STATED TASK | In the records below, work out how many lines hold the word "text". Report the number alone.

⁂

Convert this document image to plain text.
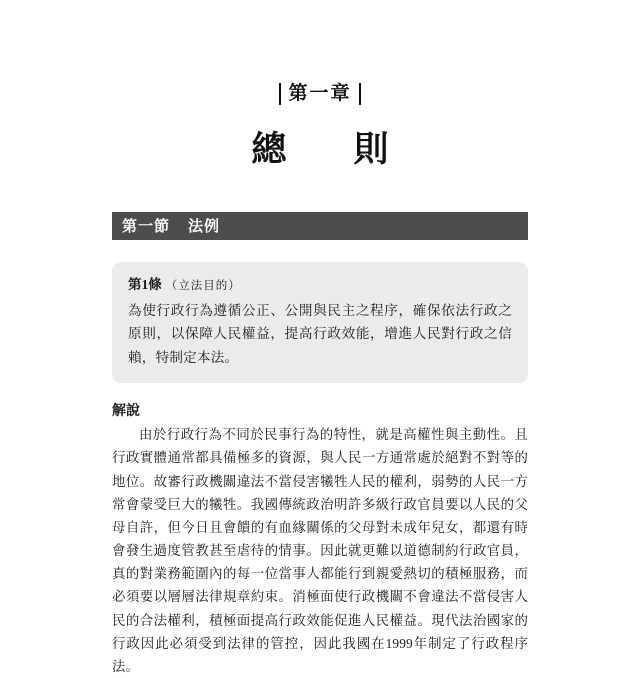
第一章
總　則
第一節 法例
第1條 （立法目的）
為使行政行為遵循公正、公開與民主之程序，確保依法行政之原則，以保障人民權益，提高行政效能，增進人民對行政之信賴，特制定本法。
解說
由於行政行為不同於民事行為的特性，就是高權性與主動性。且行政實體通常都具備極多的資源，與人民一方通常處於絕對不對等的地位。故審行政機關違法不當侵害犧牲人民的權利，弱勢的人民一方常會蒙受巨大的犧牲。我國傳統政治明許多級行政官員要以人民的父母自許，但今日且會饋的有血緣關係的父母對未成年兒女，都還有時會發生過度管教甚至虐待的情事。因此就更難以道德制約行政官員，真的對業務範圍內的每一位當事人都能行到親愛熱切的積極服務，而必須要以層層法律規章約束。消極面使行政機關不會違法不當侵害人民的合法權利，積極面提高行政效能促進人民權益。現代法治國家的行政因此必須受到法律的管控，因此我國在1999年制定了行政程序法。
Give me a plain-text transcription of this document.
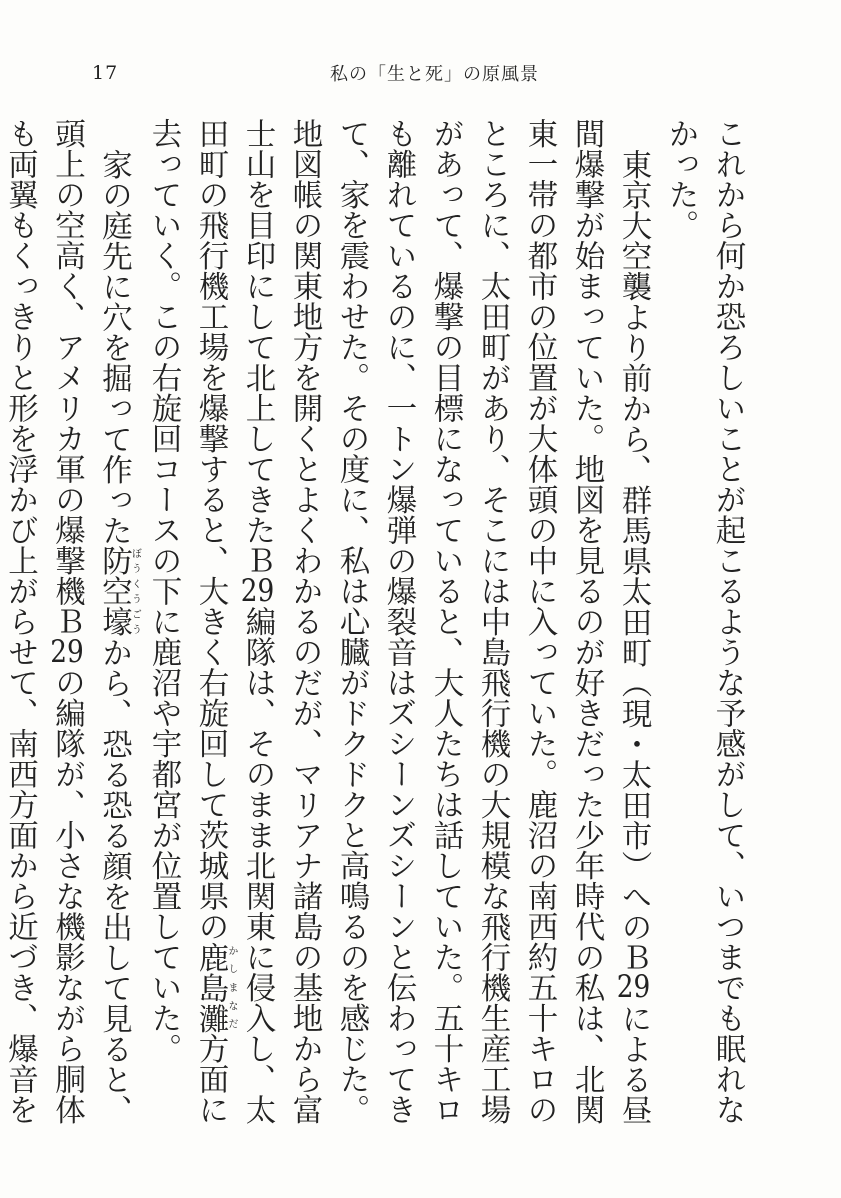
17	私の「生と死」の原風景

これから何か恐ろしいことが起こるような予感がして、いつまでも眠れなかった。

東京大空襲より前から、群馬県太田町（現・太田市）へのＢ29による昼間爆撃が始まっていた。地図を見るのが好きだった少年時代の私は、北関東一帯の都市の位置が大体頭の中に入っていた。鹿沼の南西約五十キロのところに、太田町があり、そこには中島飛行機の大規模な飛行機生産工場があって、爆撃の目標になっていると、大人たちは話していた。五十キロも離れているのに、一トン爆弾の爆裂音はズシーンズシーンと伝わってきて、家を震わせた。その度に、私は心臓がドクドクと高鳴るのを感じた。地図帳の関東地方を開くとよくわかるのだが、マリアナ諸島の基地から富士山を目印にして北上してきたＢ29編隊は、そのまま北関東に侵入し、太田町の飛行機工場を爆撃すると、大きく右旋回して茨城県の鹿島灘かしまなだ方面に去っていく。この右旋回コースの下に鹿沼や宇都宮が位置していた。

家の庭先に穴を掘って作った防空壕ぼうくうごうから、恐る恐る顔を出して見ると、頭上の空高く、アメリカ軍の爆撃機Ｂ29の編隊が、小さな機影ながら胴体も両翼もくっきりと形を浮かび上がらせて、南西方面から近づき、爆音を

⁂

REPLY | 2